_WHAT YOU SHOULD DO_. Without including any images, repeat the data exactly.

----

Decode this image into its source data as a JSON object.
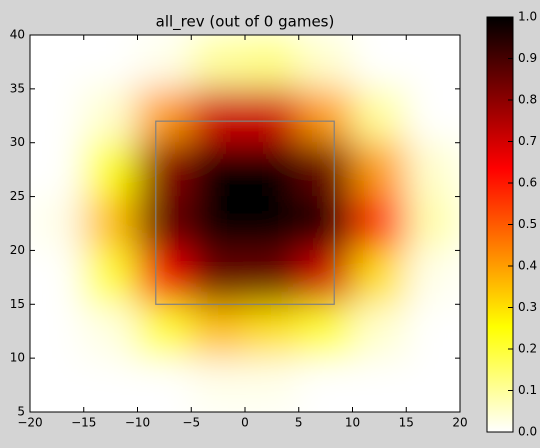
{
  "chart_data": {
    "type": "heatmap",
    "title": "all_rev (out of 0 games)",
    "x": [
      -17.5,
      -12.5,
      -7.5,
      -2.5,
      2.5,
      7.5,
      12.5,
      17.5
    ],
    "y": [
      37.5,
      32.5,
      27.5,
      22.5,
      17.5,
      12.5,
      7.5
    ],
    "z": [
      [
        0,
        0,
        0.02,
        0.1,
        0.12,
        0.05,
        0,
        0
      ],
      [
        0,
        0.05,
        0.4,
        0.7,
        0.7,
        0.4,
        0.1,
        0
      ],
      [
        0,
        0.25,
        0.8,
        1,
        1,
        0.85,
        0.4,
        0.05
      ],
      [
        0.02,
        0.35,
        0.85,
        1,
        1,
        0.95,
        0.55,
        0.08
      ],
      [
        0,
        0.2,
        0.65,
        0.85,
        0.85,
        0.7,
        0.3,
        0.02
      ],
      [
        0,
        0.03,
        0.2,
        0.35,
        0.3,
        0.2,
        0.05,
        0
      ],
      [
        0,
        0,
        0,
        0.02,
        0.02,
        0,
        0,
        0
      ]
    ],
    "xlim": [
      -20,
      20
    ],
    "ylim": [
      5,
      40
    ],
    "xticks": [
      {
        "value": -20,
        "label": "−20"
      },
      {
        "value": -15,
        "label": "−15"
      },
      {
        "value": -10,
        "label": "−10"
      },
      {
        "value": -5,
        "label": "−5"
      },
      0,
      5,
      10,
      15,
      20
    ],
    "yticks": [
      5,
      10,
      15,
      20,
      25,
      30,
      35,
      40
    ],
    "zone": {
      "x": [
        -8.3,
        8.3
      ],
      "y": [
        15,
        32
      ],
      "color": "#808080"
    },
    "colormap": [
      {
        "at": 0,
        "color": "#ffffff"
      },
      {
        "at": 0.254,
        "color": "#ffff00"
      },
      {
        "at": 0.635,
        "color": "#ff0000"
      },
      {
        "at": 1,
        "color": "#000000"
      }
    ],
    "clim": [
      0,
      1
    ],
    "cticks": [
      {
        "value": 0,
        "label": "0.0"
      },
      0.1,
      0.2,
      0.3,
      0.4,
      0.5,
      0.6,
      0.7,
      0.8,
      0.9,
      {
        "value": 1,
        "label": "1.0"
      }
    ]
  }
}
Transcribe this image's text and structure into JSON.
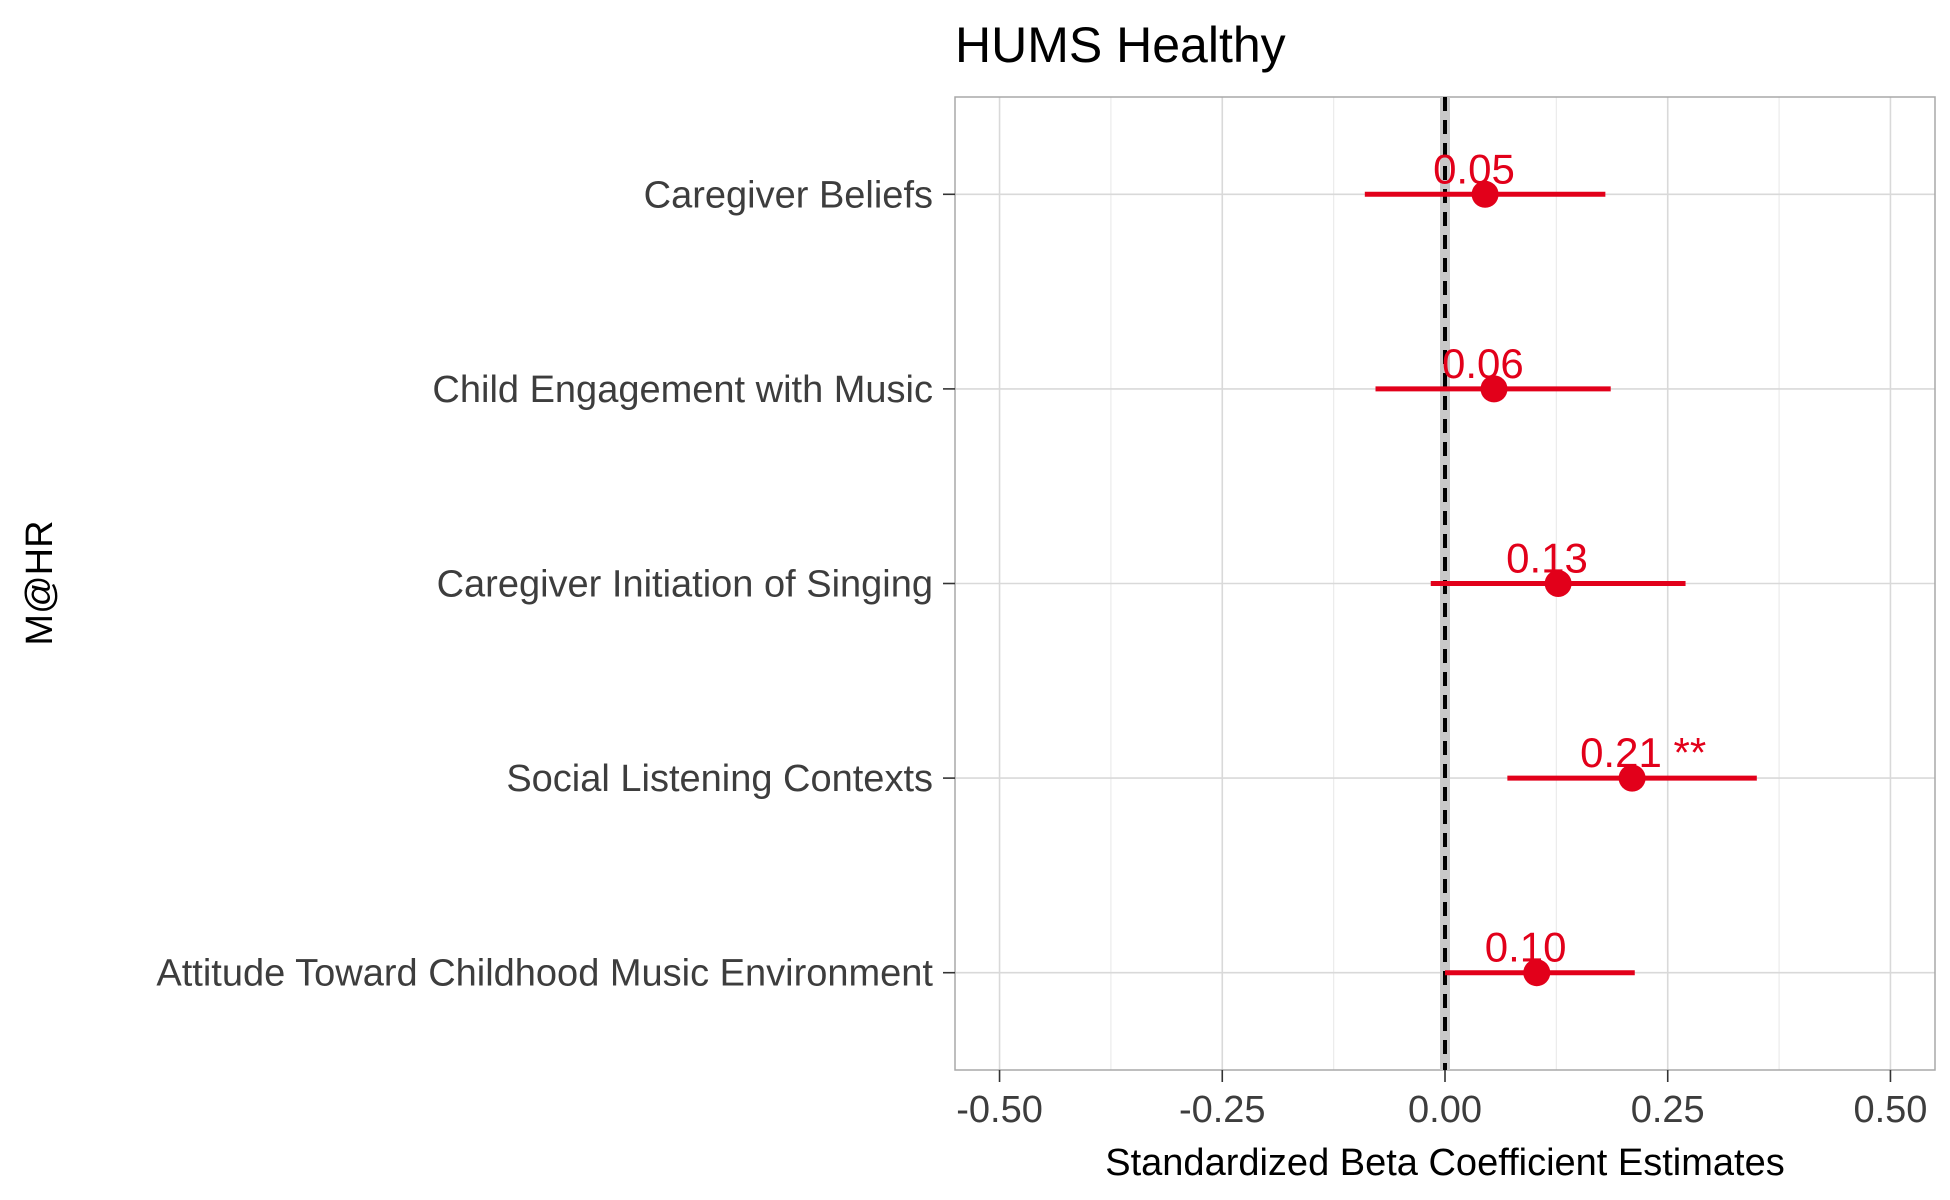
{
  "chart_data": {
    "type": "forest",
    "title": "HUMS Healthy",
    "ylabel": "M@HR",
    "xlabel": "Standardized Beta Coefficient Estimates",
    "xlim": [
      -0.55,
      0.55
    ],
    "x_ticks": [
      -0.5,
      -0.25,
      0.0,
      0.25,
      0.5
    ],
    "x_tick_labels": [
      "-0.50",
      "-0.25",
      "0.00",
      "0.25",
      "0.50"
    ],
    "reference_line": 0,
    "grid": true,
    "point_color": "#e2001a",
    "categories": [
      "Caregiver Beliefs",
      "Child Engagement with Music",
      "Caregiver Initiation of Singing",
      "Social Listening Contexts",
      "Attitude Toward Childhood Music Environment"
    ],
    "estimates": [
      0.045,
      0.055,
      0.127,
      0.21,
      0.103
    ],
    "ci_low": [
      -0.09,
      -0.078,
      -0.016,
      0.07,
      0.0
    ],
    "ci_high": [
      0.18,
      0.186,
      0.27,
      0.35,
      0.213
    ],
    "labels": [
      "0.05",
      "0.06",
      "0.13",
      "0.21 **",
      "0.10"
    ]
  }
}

----

_FINAL ANSWER_.
Decode this image into its source data as a JSON object.
{
  "chart_data": {
    "type": "heatmap",
    "title": "all_rev (out of 0 games)",
    "x": [
      -17.5,
      -12.5,
      -7.5,
      -2.5,
      2.5,
      7.5,
      12.5,
      17.5
    ],
    "y": [
      37.5,
      32.5,
      27.5,
      22.5,
      17.5,
      12.5,
      7.5
    ],
    "z": [
      [
        0,
        0,
        0.02,
        0.1,
        0.12,
        0.05,
        0,
        0
      ],
      [
        0,
        0.05,
        0.4,
        0.7,
        0.7,
        0.4,
        0.1,
        0
      ],
      [
        0,
        0.25,
        0.8,
        1,
        1,
        0.85,
        0.4,
        0.05
      ],
      [
        0.02,
        0.35,
        0.85,
        1,
        1,
        0.95,
        0.55,
        0.08
      ],
      [
        0,
        0.2,
        0.65,
        0.85,
        0.85,
        0.7,
        0.3,
        0.02
      ],
      [
        0,
        0.03,
        0.2,
        0.35,
        0.3,
        0.2,
        0.05,
        0
      ],
      [
        0,
        0,
        0,
        0.02,
        0.02,
        0,
        0,
        0
      ]
    ],
    "xlim": [
      -20,
      20
    ],
    "ylim": [
      5,
      40
    ],
    "xticks": [
      {
        "value": -20,
        "label": "−20"
      },
      {
        "value": -15,
        "label": "−15"
      },
      {
        "value": -10,
        "label": "−10"
      },
      {
        "value": -5,
        "label": "−5"
      },
      0,
      5,
      10,
      15,
      20
    ],
    "yticks": [
      5,
      10,
      15,
      20,
      25,
      30,
      35,
      40
    ],
    "zone": {
      "x": [
        -8.3,
        8.3
      ],
      "y": [
        15,
        32
      ],
      "color": "#808080"
    },
    "colormap": [
      {
        "at": 0,
        "color": "#ffffff"
      },
      {
        "at": 0.254,
        "color": "#ffff00"
      },
      {
        "at": 0.635,
        "color": "#ff0000"
      },
      {
        "at": 1,
        "color": "#000000"
      }
    ],
    "clim": [
      0,
      1
    ],
    "cticks": [
      {
        "value": 0,
        "label": "0.0"
      },
      0.1,
      0.2,
      0.3,
      0.4,
      0.5,
      0.6,
      0.7,
      0.8,
      0.9,
      {
        "value": 1,
        "label": "1.0"
      }
    ]
  }
}
Transcribe this image's text and structure into JSON.
{
  "chart_data": {
    "type": "forest",
    "title": "HUMS Healthy",
    "ylabel": "M@HR",
    "xlabel": "Standardized Beta Coefficient Estimates",
    "xlim": [
      -0.55,
      0.55
    ],
    "x_ticks": [
      -0.5,
      -0.25,
      0.0,
      0.25,
      0.5
    ],
    "x_tick_labels": [
      "-0.50",
      "-0.25",
      "0.00",
      "0.25",
      "0.50"
    ],
    "reference_line": 0,
    "grid": true,
    "point_color": "#e2001a",
    "categories": [
      "Caregiver Beliefs",
      "Child Engagement with Music",
      "Caregiver Initiation of Singing",
      "Social Listening Contexts",
      "Attitude Toward Childhood Music Environment"
    ],
    "estimates": [
      0.045,
      0.055,
      0.127,
      0.21,
      0.103
    ],
    "ci_low": [
      -0.09,
      -0.078,
      -0.016,
      0.07,
      0.0
    ],
    "ci_high": [
      0.18,
      0.186,
      0.27,
      0.35,
      0.213
    ],
    "labels": [
      "0.05",
      "0.06",
      "0.13",
      "0.21 **",
      "0.10"
    ]
  }
}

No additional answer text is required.